● **What the task asks**: Write out the entire listing below exactly, with the pictures left out.

● **Records provided**:
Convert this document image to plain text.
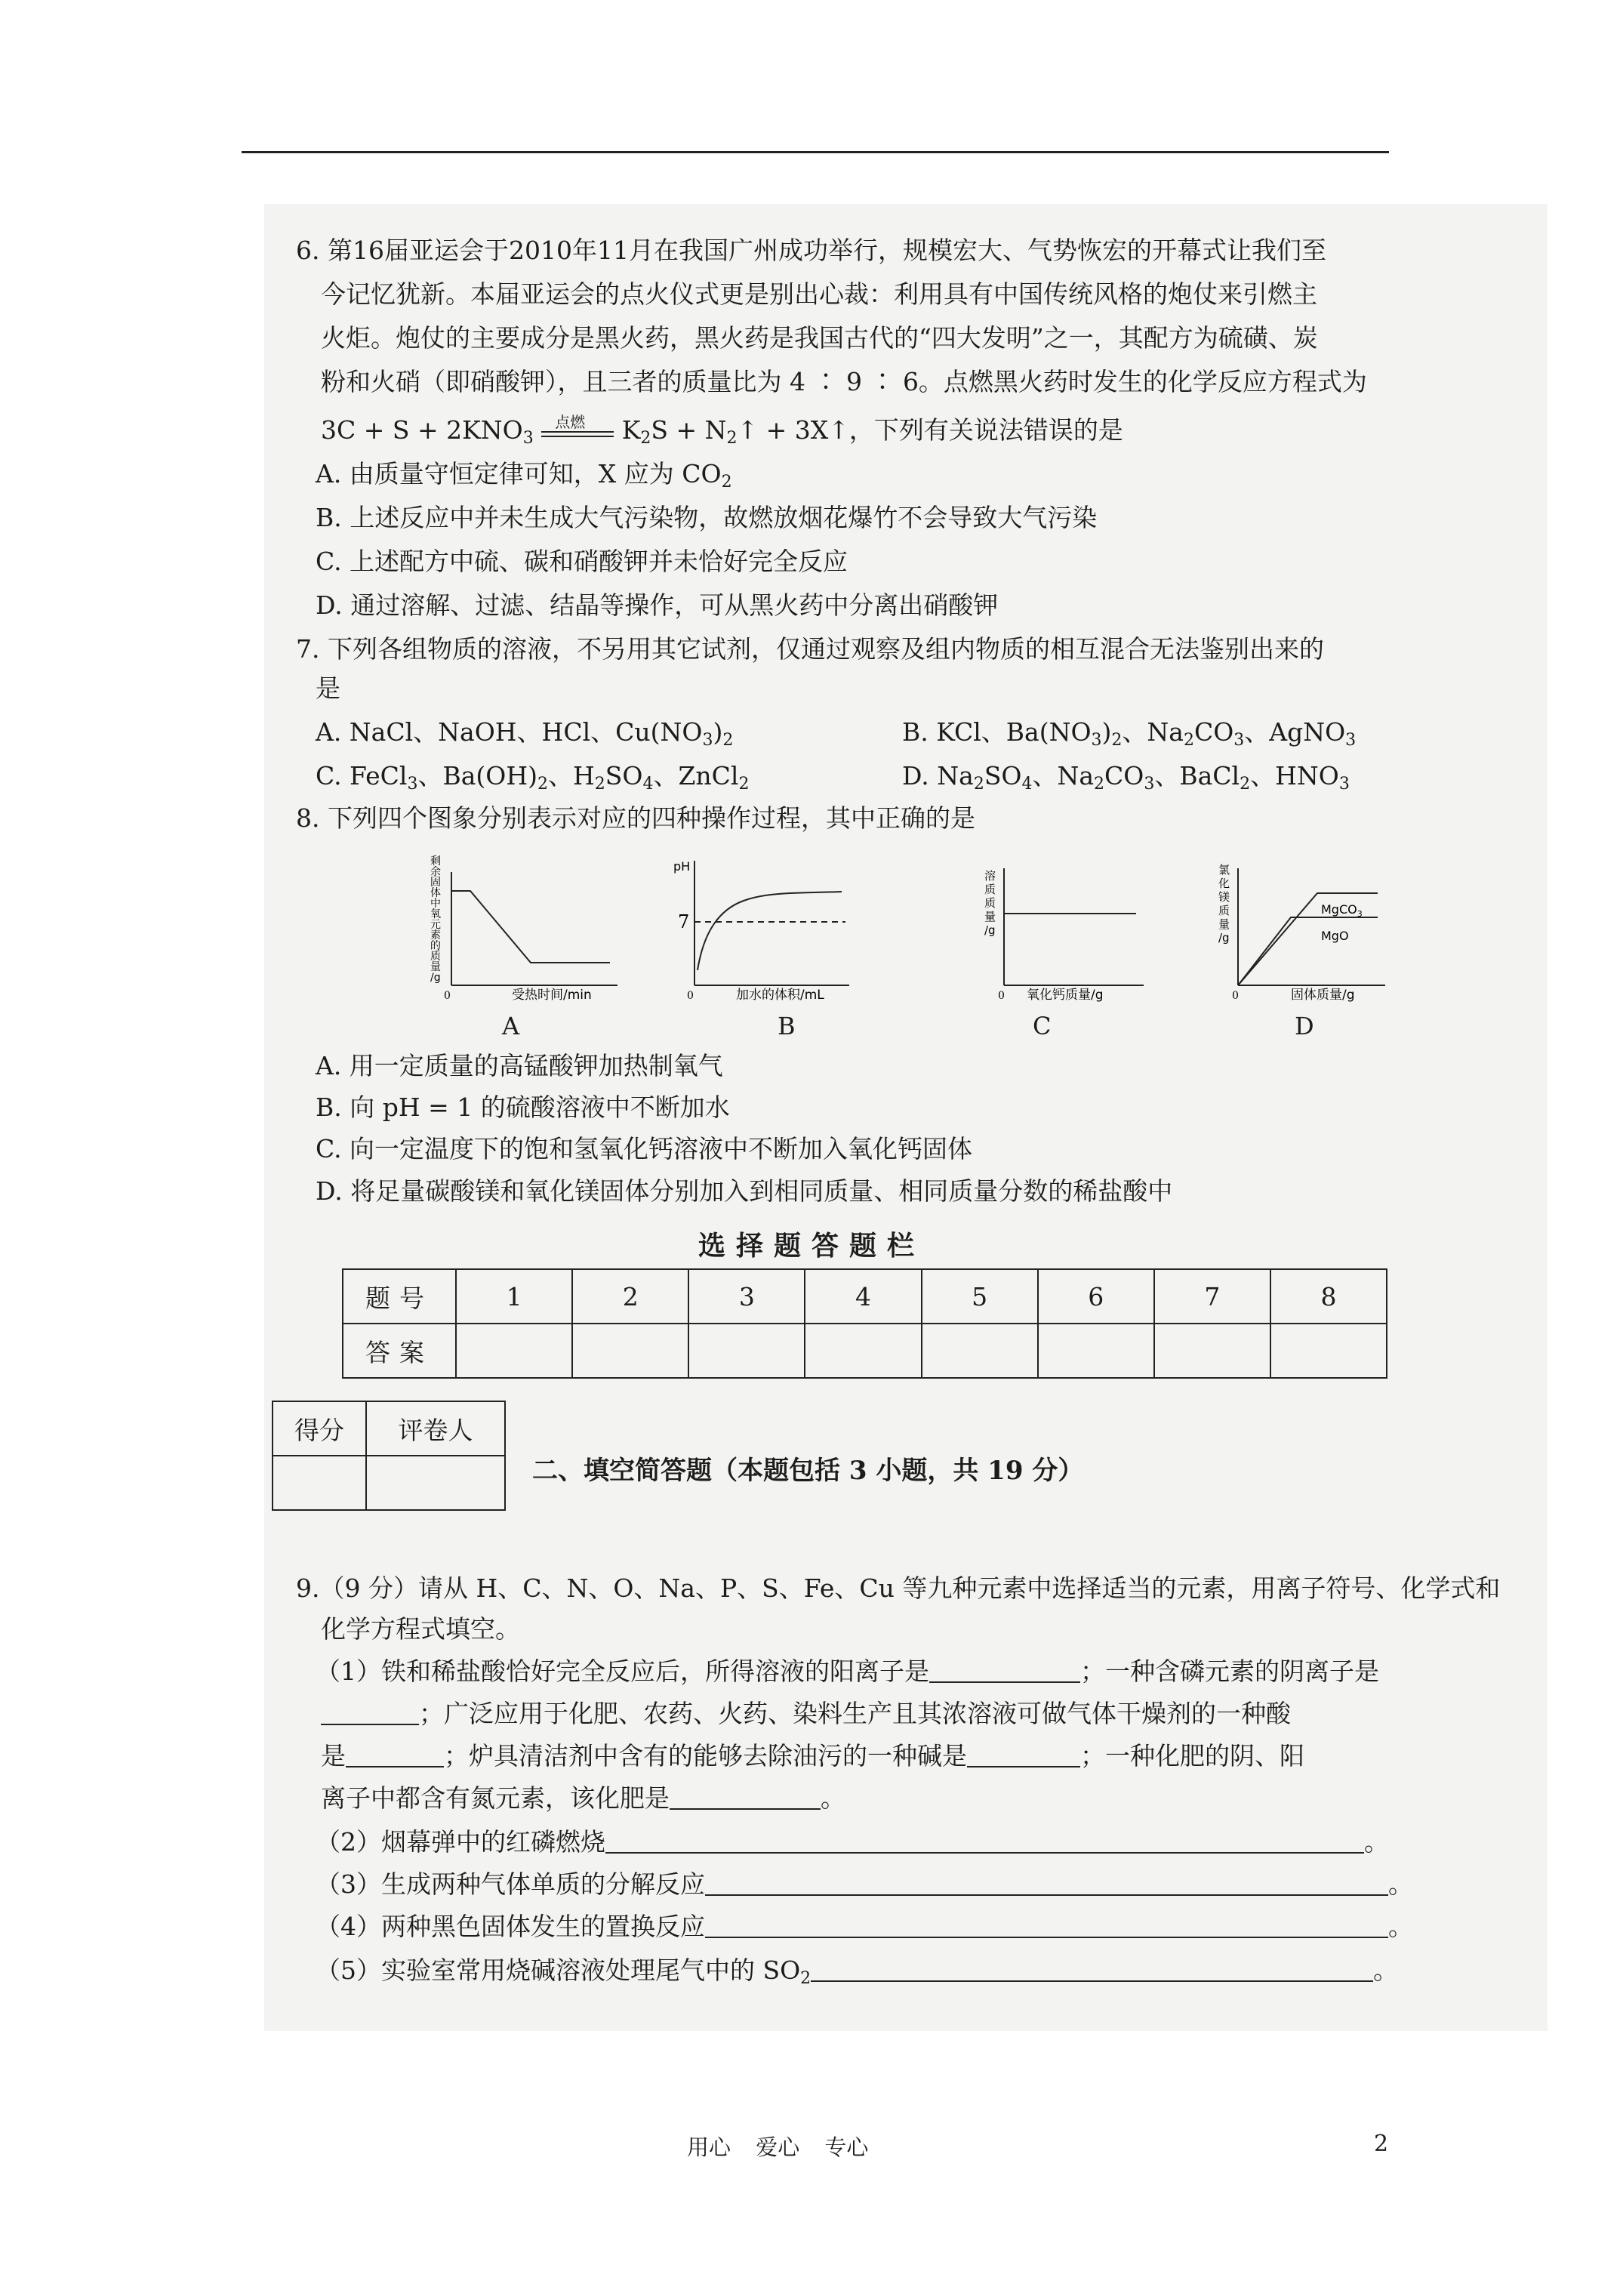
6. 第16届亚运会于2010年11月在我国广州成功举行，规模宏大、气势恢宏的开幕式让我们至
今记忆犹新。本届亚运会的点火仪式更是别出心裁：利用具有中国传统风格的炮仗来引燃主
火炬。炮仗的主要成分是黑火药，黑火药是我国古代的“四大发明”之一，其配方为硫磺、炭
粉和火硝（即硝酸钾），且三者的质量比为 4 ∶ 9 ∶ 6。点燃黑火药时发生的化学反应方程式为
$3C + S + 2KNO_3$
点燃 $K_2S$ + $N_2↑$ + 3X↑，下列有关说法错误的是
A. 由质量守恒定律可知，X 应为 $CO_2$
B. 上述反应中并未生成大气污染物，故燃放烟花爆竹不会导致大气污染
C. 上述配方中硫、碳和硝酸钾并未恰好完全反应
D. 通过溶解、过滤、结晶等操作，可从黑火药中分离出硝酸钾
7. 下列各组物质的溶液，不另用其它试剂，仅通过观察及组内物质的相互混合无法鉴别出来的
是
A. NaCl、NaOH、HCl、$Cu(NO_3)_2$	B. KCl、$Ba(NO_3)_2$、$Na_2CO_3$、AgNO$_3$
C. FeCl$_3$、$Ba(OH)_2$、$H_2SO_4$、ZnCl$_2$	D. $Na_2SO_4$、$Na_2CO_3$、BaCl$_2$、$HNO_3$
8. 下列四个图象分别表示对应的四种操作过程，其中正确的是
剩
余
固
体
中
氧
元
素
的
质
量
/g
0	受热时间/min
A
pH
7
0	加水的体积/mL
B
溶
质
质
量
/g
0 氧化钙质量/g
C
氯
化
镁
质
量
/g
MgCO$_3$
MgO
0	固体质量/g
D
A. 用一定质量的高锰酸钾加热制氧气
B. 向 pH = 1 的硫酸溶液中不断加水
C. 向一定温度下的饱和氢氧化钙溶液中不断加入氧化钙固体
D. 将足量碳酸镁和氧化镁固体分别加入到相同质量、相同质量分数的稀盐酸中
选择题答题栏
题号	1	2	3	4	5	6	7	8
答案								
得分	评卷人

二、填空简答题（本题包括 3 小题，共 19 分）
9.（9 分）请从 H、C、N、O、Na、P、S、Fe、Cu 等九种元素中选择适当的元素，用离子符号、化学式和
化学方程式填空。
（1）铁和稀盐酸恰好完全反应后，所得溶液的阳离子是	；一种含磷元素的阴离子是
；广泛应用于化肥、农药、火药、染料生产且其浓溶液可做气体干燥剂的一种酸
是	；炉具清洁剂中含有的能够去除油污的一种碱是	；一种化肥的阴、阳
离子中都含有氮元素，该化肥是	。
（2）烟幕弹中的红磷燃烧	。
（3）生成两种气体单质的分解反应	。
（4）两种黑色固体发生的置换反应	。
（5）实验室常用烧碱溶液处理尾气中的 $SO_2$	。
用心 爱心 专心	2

● **Correct response**:
Convert this document image to plain text.
6. 第16届亚运会于2010年11月在我国广州成功举行，规模宏大、气势恢宏的开幕式让我们至
今记忆犹新。本届亚运会的点火仪式更是别出心裁：利用具有中国传统风格的炮仗来引燃主
火炬。炮仗的主要成分是黑火药，黑火药是我国古代的“四大发明”之一，其配方为硫磺、炭
粉和火硝（即硝酸钾），且三者的质量比为 4 ∶ 9 ∶ 6。点燃黑火药时发生的化学反应方程式为
$3C + S + 2KNO_3$
点燃 $K_2S$ + $N_2↑$ + 3X↑，下列有关说法错误的是
A. 由质量守恒定律可知，X 应为 $CO_2$
B. 上述反应中并未生成大气污染物，故燃放烟花爆竹不会导致大气污染
C. 上述配方中硫、碳和硝酸钾并未恰好完全反应
D. 通过溶解、过滤、结晶等操作，可从黑火药中分离出硝酸钾
7. 下列各组物质的溶液，不另用其它试剂，仅通过观察及组内物质的相互混合无法鉴别出来的
是
A. NaCl、NaOH、HCl、$Cu(NO_3)_2$	B. KCl、$Ba(NO_3)_2$、$Na_2CO_3$、AgNO$_3$
C. FeCl$_3$、$Ba(OH)_2$、$H_2SO_4$、ZnCl$_2$	D. $Na_2SO_4$、$Na_2CO_3$、BaCl$_2$、$HNO_3$
8. 下列四个图象分别表示对应的四种操作过程，其中正确的是
剩
余
固
体
中
氧
元
素
的
质
量
/g
0	受热时间/min
A
pH
7
0	加水的体积/mL
B
溶
质
质
量
/g
0 氧化钙质量/g
C
氯
化
镁
质
量
/g
MgCO$_3$
MgO
0	固体质量/g
D
A. 用一定质量的高锰酸钾加热制氧气
B. 向 pH = 1 的硫酸溶液中不断加水
C. 向一定温度下的饱和氢氧化钙溶液中不断加入氧化钙固体
D. 将足量碳酸镁和氧化镁固体分别加入到相同质量、相同质量分数的稀盐酸中
选择题答题栏
题号	1	2	3	4	5	6	7	8
答案								
得分	评卷人

二、填空简答题（本题包括 3 小题，共 19 分）
9.（9 分）请从 H、C、N、O、Na、P、S、Fe、Cu 等九种元素中选择适当的元素，用离子符号、化学式和
化学方程式填空。
（1）铁和稀盐酸恰好完全反应后，所得溶液的阳离子是	；一种含磷元素的阴离子是
；广泛应用于化肥、农药、火药、染料生产且其浓溶液可做气体干燥剂的一种酸
是	；炉具清洁剂中含有的能够去除油污的一种碱是	；一种化肥的阴、阳
离子中都含有氮元素，该化肥是	。
（2）烟幕弹中的红磷燃烧	。
（3）生成两种气体单质的分解反应	。
（4）两种黑色固体发生的置换反应	。
（5）实验室常用烧碱溶液处理尾气中的 $SO_2$	。
用心 爱心 专心	2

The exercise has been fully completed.